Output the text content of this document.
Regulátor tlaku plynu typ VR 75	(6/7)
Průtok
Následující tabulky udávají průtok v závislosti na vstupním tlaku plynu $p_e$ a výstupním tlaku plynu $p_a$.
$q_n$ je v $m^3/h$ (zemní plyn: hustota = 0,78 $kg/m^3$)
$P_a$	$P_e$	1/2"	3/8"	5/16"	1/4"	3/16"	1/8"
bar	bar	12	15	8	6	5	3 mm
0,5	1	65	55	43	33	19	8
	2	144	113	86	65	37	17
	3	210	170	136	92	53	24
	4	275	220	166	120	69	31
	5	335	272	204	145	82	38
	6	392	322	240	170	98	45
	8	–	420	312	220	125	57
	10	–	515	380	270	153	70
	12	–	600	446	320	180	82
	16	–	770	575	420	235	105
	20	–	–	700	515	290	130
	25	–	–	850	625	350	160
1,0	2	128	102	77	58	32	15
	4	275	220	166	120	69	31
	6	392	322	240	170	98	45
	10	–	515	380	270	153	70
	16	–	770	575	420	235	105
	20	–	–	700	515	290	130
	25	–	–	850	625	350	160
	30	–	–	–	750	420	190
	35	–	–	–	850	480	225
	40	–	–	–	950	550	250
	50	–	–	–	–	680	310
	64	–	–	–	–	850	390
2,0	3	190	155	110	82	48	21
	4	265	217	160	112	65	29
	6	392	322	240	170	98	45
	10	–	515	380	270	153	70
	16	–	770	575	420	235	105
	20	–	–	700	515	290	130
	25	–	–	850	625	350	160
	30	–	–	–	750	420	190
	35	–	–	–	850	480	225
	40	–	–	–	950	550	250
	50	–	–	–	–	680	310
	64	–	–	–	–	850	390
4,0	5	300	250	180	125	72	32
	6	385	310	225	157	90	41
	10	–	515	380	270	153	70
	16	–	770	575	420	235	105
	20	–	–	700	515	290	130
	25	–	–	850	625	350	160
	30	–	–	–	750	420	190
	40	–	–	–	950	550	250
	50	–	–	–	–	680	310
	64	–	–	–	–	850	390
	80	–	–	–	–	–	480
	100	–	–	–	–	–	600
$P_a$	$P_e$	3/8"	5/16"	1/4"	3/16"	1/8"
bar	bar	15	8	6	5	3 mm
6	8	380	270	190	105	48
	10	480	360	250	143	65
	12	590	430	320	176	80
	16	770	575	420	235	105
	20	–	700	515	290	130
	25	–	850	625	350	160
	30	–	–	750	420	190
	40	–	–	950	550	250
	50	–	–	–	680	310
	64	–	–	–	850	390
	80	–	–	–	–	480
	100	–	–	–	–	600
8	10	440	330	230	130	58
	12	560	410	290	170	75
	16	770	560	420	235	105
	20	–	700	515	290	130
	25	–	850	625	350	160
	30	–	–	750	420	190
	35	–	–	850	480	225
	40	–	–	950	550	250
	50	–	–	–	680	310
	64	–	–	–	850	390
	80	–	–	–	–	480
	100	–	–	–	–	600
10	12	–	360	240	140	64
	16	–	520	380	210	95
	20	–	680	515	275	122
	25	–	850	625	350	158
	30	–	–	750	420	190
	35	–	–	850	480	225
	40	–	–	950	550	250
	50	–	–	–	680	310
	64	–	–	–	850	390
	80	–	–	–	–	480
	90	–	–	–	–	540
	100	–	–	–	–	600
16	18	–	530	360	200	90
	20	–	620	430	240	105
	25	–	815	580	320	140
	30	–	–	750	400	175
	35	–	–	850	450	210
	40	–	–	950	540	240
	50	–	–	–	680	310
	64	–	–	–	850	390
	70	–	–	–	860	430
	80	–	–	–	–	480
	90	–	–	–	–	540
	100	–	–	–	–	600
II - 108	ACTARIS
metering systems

☆ ☆ ☆ ☆ ☆ ☆ ☆

Write out every entry word for word.

Output the text content of this document.
Regulátor tlaku plynu typ VR 75	(6/7)
Průtok
Následující tabulky udávají průtok v závislosti na vstupním tlaku plynu $p_e$ a výstupním tlaku plynu $p_a$.
$q_n$ je v $m^3/h$ (zemní plyn: hustota = 0,78 $kg/m^3$)
$P_a$	$P_e$	1/2"	3/8"	5/16"	1/4"	3/16"	1/8"
bar	bar	12	15	8	6	5	3 mm
0,5	1	65	55	43	33	19	8
	2	144	113	86	65	37	17
	3	210	170	136	92	53	24
	4	275	220	166	120	69	31
	5	335	272	204	145	82	38
	6	392	322	240	170	98	45
	8	–	420	312	220	125	57
	10	–	515	380	270	153	70
	12	–	600	446	320	180	82
	16	–	770	575	420	235	105
	20	–	–	700	515	290	130
	25	–	–	850	625	350	160
1,0	2	128	102	77	58	32	15
	4	275	220	166	120	69	31
	6	392	322	240	170	98	45
	10	–	515	380	270	153	70
	16	–	770	575	420	235	105
	20	–	–	700	515	290	130
	25	–	–	850	625	350	160
	30	–	–	–	750	420	190
	35	–	–	–	850	480	225
	40	–	–	–	950	550	250
	50	–	–	–	–	680	310
	64	–	–	–	–	850	390
2,0	3	190	155	110	82	48	21
	4	265	217	160	112	65	29
	6	392	322	240	170	98	45
	10	–	515	380	270	153	70
	16	–	770	575	420	235	105
	20	–	–	700	515	290	130
	25	–	–	850	625	350	160
	30	–	–	–	750	420	190
	35	–	–	–	850	480	225
	40	–	–	–	950	550	250
	50	–	–	–	–	680	310
	64	–	–	–	–	850	390
4,0	5	300	250	180	125	72	32
	6	385	310	225	157	90	41
	10	–	515	380	270	153	70
	16	–	770	575	420	235	105
	20	–	–	700	515	290	130
	25	–	–	850	625	350	160
	30	–	–	–	750	420	190
	40	–	–	–	950	550	250
	50	–	–	–	–	680	310
	64	–	–	–	–	850	390
	80	–	–	–	–	–	480
	100	–	–	–	–	–	600
$P_a$	$P_e$	3/8"	5/16"	1/4"	3/16"	1/8"
bar	bar	15	8	6	5	3 mm
6	8	380	270	190	105	48
	10	480	360	250	143	65
	12	590	430	320	176	80
	16	770	575	420	235	105
	20	–	700	515	290	130
	25	–	850	625	350	160
	30	–	–	750	420	190
	40	–	–	950	550	250
	50	–	–	–	680	310
	64	–	–	–	850	390
	80	–	–	–	–	480
	100	–	–	–	–	600
8	10	440	330	230	130	58
	12	560	410	290	170	75
	16	770	560	420	235	105
	20	–	700	515	290	130
	25	–	850	625	350	160
	30	–	–	750	420	190
	35	–	–	850	480	225
	40	–	–	950	550	250
	50	–	–	–	680	310
	64	–	–	–	850	390
	80	–	–	–	–	480
	100	–	–	–	–	600
10	12	–	360	240	140	64
	16	–	520	380	210	95
	20	–	680	515	275	122
	25	–	850	625	350	158
	30	–	–	750	420	190
	35	–	–	850	480	225
	40	–	–	950	550	250
	50	–	–	–	680	310
	64	–	–	–	850	390
	80	–	–	–	–	480
	90	–	–	–	–	540
	100	–	–	–	–	600
16	18	–	530	360	200	90
	20	–	620	430	240	105
	25	–	815	580	320	140
	30	–	–	750	400	175
	35	–	–	850	450	210
	40	–	–	950	540	240
	50	–	–	–	680	310
	64	–	–	–	850	390
	70	–	–	–	860	430
	80	–	–	–	–	480
	90	–	–	–	–	540
	100	–	–	–	–	600
II - 108	ACTARIS
metering systems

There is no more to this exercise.